** What the task asks **
Wherever the string "JSON" appears in the listing, copy that line.

** Information shown **
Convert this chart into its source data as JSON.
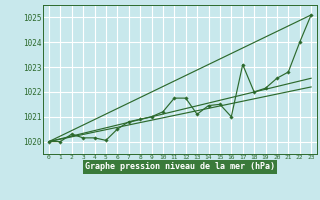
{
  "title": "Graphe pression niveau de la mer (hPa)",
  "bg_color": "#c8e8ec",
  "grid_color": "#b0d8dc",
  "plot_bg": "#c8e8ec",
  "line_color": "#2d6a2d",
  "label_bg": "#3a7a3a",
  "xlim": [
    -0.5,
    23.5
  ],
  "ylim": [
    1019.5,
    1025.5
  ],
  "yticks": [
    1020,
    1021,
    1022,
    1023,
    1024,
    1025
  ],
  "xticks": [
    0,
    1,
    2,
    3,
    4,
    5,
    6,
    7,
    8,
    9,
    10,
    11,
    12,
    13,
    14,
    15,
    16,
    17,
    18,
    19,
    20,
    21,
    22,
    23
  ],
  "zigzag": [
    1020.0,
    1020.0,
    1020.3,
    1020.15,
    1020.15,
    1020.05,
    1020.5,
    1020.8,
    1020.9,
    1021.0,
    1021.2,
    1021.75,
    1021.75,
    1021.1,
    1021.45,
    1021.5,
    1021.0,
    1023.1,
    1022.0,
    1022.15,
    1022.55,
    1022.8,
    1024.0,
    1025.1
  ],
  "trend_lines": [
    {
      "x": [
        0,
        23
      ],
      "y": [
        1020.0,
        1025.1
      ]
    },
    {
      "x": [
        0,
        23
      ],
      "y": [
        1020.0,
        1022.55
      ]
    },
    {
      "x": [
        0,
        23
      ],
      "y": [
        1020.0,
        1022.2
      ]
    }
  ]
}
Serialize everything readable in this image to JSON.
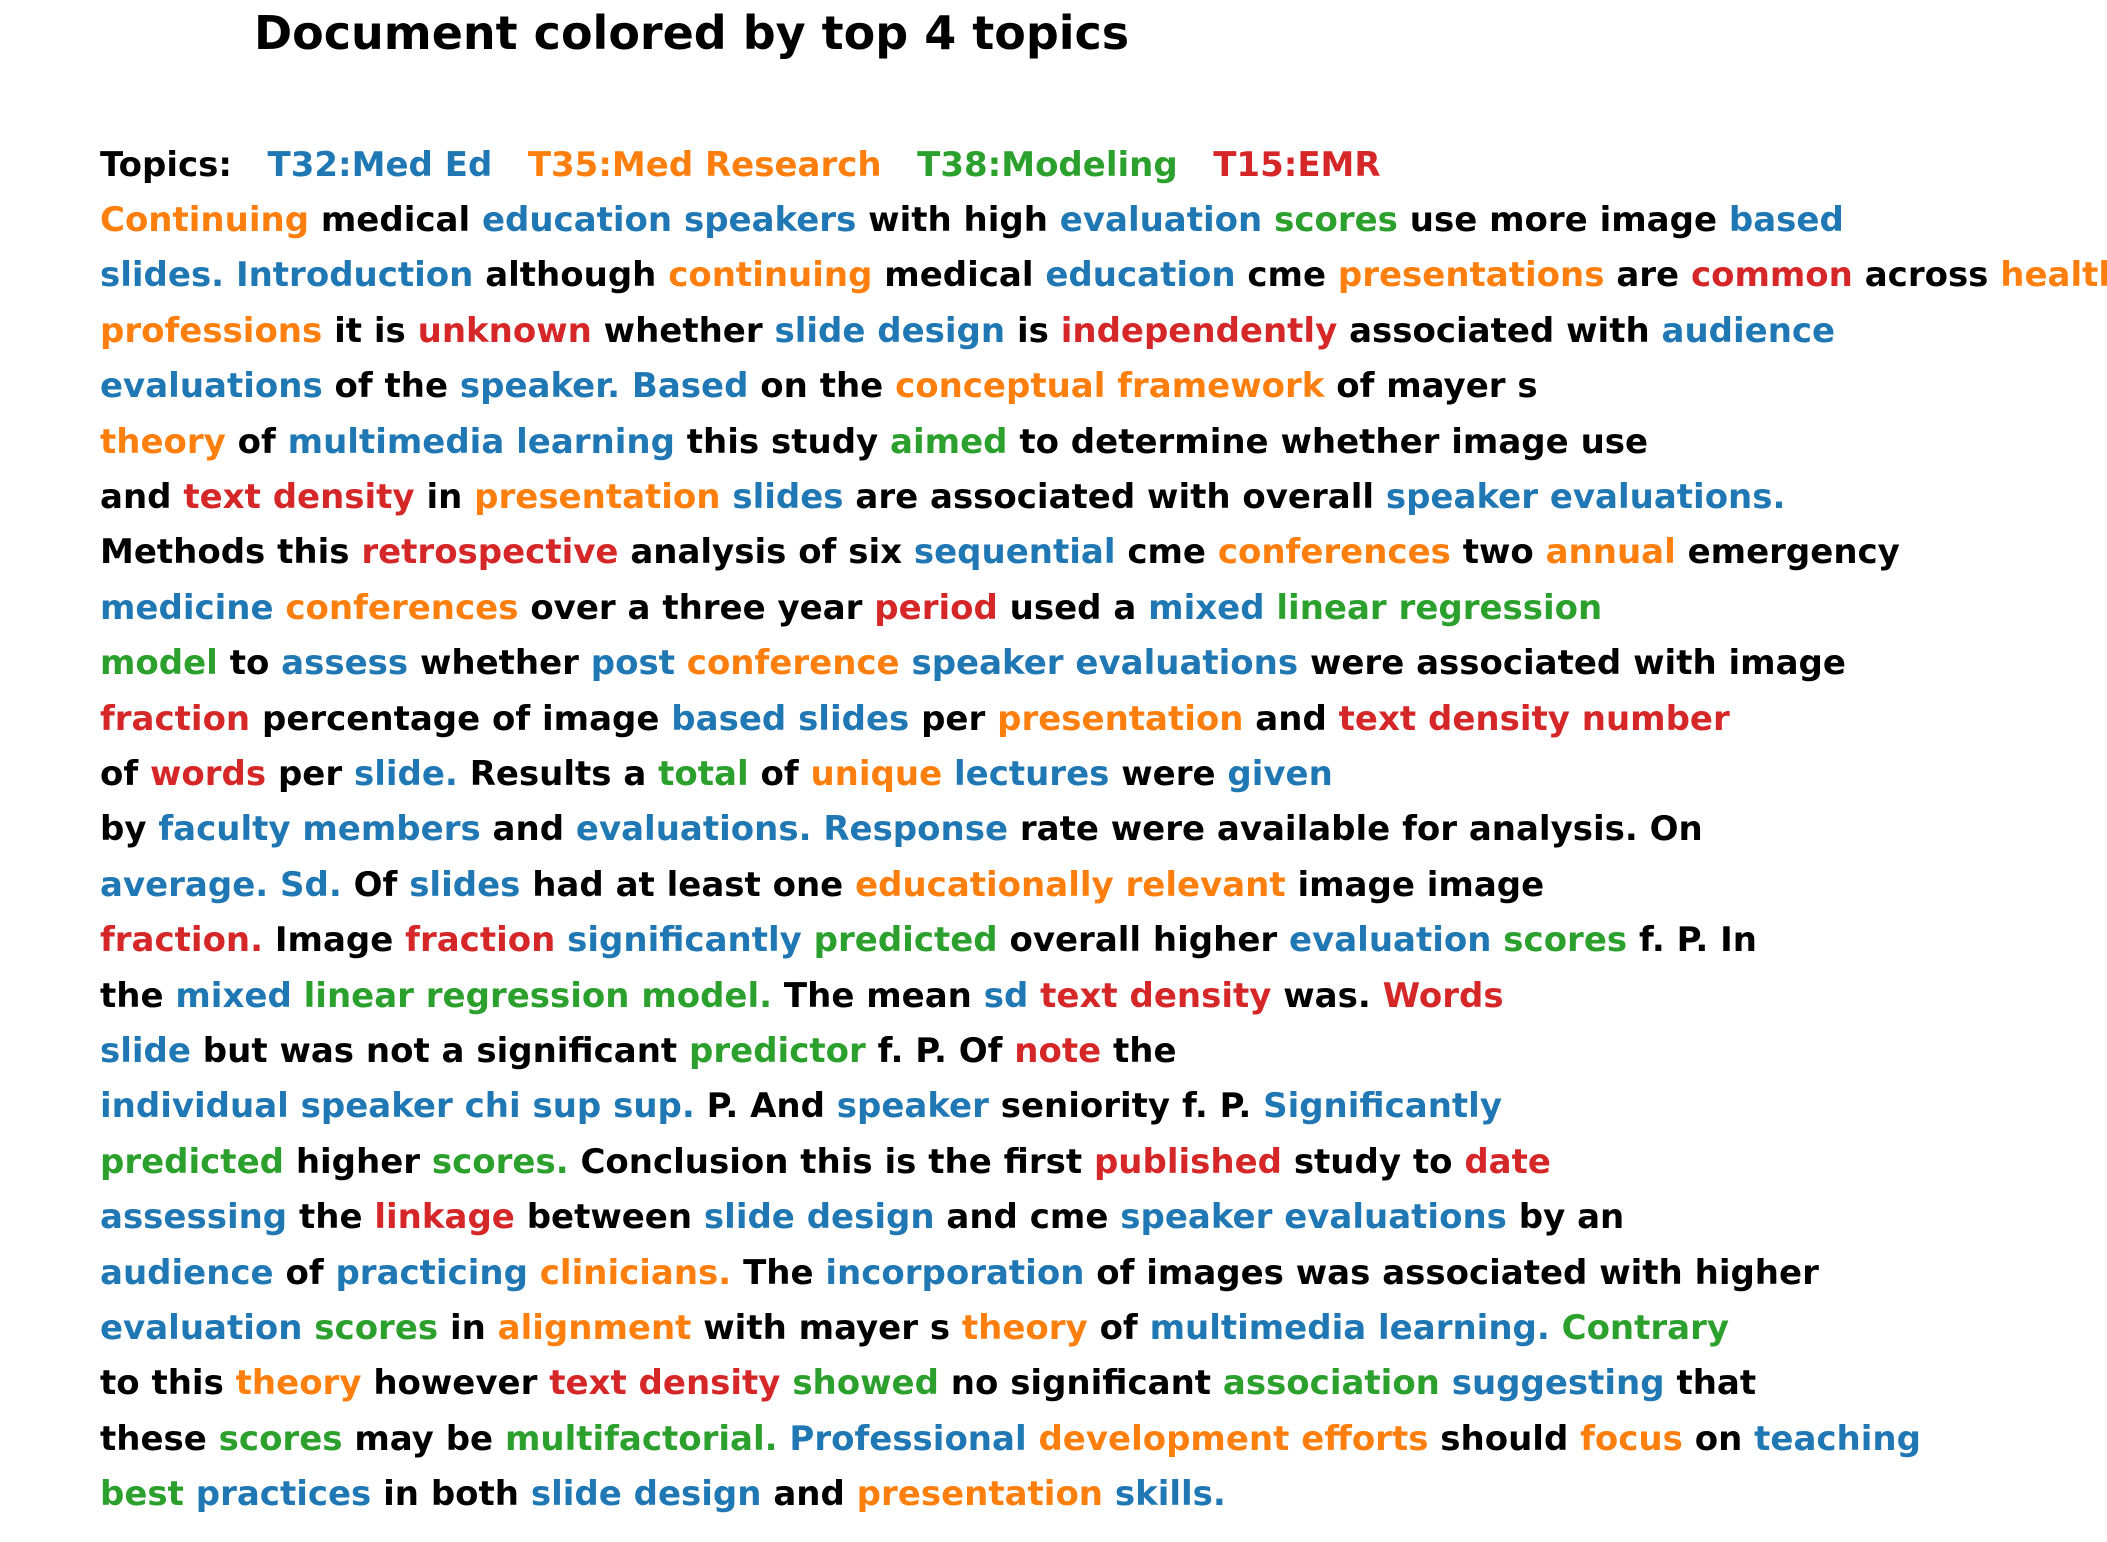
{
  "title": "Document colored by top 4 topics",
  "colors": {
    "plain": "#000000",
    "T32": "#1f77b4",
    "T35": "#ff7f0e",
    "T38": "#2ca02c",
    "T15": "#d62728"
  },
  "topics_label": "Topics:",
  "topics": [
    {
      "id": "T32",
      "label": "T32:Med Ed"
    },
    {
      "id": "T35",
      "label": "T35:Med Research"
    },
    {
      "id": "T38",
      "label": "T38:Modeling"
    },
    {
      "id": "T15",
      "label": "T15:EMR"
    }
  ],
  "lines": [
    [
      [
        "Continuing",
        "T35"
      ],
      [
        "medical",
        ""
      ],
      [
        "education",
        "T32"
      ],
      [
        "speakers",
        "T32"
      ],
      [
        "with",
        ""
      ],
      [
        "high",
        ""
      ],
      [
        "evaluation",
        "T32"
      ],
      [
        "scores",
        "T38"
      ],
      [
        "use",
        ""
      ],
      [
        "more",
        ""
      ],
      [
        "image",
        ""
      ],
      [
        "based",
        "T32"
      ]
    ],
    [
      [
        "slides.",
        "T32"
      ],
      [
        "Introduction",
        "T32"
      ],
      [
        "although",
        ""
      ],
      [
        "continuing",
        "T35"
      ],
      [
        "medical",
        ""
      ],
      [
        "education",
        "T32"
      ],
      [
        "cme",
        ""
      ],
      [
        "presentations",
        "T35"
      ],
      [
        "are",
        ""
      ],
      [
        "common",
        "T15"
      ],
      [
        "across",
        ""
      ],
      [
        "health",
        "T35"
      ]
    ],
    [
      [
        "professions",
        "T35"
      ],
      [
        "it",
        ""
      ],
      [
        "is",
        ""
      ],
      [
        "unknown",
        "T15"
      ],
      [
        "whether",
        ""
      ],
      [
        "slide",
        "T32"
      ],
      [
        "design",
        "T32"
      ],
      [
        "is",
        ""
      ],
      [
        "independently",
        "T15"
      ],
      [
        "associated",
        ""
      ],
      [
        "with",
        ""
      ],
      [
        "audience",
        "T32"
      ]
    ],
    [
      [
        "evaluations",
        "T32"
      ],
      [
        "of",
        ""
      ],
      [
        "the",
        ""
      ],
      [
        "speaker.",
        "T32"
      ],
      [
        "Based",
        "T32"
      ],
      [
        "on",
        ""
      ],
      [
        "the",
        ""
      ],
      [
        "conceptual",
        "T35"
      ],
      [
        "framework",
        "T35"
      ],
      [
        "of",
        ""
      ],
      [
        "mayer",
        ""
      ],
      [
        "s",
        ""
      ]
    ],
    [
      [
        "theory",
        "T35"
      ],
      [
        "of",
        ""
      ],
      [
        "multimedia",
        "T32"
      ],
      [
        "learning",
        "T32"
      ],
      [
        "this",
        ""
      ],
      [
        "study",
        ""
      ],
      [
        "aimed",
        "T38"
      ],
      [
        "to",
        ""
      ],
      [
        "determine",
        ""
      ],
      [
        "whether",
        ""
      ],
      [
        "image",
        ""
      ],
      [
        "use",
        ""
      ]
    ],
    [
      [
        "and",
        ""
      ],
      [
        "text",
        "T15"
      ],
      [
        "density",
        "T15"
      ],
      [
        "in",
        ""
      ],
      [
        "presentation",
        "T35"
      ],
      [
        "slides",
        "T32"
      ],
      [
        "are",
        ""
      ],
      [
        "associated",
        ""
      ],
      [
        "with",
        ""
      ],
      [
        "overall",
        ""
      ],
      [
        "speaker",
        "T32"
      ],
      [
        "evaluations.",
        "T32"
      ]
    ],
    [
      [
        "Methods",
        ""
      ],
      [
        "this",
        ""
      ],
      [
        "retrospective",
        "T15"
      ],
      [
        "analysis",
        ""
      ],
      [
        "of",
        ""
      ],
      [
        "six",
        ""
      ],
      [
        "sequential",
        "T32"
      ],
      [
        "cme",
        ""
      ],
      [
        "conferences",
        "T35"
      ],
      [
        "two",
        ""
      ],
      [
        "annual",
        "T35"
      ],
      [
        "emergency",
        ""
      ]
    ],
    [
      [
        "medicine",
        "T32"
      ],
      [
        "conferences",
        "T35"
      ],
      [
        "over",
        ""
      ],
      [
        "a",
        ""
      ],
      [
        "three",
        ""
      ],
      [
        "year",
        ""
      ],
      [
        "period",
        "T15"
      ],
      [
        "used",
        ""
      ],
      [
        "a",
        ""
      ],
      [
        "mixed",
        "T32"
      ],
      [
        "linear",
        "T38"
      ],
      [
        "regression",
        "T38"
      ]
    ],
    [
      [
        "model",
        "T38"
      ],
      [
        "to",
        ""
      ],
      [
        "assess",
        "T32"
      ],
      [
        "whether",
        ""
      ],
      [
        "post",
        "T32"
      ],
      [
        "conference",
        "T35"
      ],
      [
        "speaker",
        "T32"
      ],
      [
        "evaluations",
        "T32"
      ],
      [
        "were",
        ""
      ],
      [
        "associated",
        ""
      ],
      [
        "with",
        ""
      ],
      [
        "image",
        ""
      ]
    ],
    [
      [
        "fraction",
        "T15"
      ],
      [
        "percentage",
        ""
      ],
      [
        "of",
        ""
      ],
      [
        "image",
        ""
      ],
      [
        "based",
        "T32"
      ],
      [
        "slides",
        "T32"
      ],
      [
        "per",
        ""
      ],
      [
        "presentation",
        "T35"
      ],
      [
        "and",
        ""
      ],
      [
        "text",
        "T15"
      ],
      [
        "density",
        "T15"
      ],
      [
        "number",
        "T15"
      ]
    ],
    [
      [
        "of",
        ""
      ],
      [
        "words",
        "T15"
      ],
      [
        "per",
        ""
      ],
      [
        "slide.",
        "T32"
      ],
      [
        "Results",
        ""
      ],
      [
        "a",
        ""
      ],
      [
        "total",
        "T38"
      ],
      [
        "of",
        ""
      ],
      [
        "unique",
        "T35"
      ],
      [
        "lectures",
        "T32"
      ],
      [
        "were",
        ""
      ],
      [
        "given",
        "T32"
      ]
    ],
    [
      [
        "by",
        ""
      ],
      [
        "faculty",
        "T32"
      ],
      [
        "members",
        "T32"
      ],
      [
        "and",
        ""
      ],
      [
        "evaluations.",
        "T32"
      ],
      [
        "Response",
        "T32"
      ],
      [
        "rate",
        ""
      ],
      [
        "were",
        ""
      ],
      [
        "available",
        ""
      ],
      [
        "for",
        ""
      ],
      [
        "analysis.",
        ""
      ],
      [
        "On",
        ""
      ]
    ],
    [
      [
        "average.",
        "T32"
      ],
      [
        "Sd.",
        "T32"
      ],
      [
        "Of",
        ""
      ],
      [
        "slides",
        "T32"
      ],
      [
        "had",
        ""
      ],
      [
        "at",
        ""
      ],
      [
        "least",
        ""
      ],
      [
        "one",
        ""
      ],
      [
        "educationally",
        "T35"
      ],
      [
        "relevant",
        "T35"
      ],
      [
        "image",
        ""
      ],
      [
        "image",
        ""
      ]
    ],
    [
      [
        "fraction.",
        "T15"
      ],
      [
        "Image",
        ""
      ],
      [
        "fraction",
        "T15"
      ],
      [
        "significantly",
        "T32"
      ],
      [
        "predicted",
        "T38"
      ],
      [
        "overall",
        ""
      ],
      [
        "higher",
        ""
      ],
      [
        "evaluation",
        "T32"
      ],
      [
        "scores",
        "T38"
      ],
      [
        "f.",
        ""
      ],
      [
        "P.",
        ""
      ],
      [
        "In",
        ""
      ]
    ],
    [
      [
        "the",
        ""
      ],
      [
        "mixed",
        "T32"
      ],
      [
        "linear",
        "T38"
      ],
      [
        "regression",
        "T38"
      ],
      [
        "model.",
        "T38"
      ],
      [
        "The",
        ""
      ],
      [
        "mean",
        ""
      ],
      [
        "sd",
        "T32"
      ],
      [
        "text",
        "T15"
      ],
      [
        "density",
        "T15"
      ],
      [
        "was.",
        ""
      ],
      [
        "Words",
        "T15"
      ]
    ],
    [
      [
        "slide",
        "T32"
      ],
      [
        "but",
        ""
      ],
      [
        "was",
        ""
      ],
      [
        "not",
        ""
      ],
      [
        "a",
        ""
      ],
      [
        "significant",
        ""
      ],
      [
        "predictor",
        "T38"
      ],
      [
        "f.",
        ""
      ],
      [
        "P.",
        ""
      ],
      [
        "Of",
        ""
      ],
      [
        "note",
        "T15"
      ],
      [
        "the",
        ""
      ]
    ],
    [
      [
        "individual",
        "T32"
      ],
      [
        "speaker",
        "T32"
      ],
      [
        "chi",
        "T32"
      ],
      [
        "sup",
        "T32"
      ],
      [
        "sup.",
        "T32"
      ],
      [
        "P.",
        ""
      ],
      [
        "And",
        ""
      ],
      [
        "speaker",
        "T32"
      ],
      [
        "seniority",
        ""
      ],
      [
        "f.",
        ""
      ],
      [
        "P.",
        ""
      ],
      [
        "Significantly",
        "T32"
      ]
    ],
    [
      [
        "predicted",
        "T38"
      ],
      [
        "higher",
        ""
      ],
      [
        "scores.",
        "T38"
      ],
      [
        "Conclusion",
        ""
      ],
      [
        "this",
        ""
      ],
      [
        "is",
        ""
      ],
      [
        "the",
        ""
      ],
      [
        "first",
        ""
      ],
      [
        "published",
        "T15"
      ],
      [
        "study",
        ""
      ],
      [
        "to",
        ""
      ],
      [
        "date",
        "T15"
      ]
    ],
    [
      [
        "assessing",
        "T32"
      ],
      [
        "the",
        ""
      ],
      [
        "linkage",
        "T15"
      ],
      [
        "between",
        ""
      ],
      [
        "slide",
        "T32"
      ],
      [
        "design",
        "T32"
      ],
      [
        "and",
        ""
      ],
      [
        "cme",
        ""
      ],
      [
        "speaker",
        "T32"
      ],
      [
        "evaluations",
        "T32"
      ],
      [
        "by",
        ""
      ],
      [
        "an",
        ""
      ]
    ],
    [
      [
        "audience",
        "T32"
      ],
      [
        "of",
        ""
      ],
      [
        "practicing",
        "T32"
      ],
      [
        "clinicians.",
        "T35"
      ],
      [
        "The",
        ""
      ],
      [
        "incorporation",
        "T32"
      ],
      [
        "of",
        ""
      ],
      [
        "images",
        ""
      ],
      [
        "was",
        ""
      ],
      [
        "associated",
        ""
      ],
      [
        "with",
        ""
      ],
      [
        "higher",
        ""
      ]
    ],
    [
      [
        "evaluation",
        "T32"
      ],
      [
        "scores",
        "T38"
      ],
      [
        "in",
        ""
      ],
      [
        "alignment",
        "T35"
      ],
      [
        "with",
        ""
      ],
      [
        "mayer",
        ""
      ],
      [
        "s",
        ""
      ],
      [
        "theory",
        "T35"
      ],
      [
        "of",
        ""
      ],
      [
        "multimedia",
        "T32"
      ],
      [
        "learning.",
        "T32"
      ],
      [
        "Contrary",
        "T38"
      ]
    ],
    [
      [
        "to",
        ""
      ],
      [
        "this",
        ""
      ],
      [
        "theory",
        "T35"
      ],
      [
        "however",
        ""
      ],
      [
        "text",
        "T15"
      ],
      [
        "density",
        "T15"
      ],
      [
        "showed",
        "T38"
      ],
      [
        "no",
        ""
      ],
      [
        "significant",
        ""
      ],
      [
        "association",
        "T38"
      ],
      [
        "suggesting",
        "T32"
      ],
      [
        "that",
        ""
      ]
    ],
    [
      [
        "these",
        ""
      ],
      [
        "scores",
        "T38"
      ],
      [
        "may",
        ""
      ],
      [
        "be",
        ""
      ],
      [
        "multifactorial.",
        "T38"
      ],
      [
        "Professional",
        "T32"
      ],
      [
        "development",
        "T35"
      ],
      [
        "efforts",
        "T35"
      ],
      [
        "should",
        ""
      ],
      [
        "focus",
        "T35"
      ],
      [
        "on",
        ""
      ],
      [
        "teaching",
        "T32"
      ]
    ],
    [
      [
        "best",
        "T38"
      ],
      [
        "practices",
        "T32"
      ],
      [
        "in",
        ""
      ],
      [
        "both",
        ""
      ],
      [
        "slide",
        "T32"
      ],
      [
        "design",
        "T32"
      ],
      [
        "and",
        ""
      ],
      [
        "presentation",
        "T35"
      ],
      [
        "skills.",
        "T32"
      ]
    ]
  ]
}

** Result of the task **
Convert this chart into its source data as JSON.
Serialize everything readable in this image to JSON.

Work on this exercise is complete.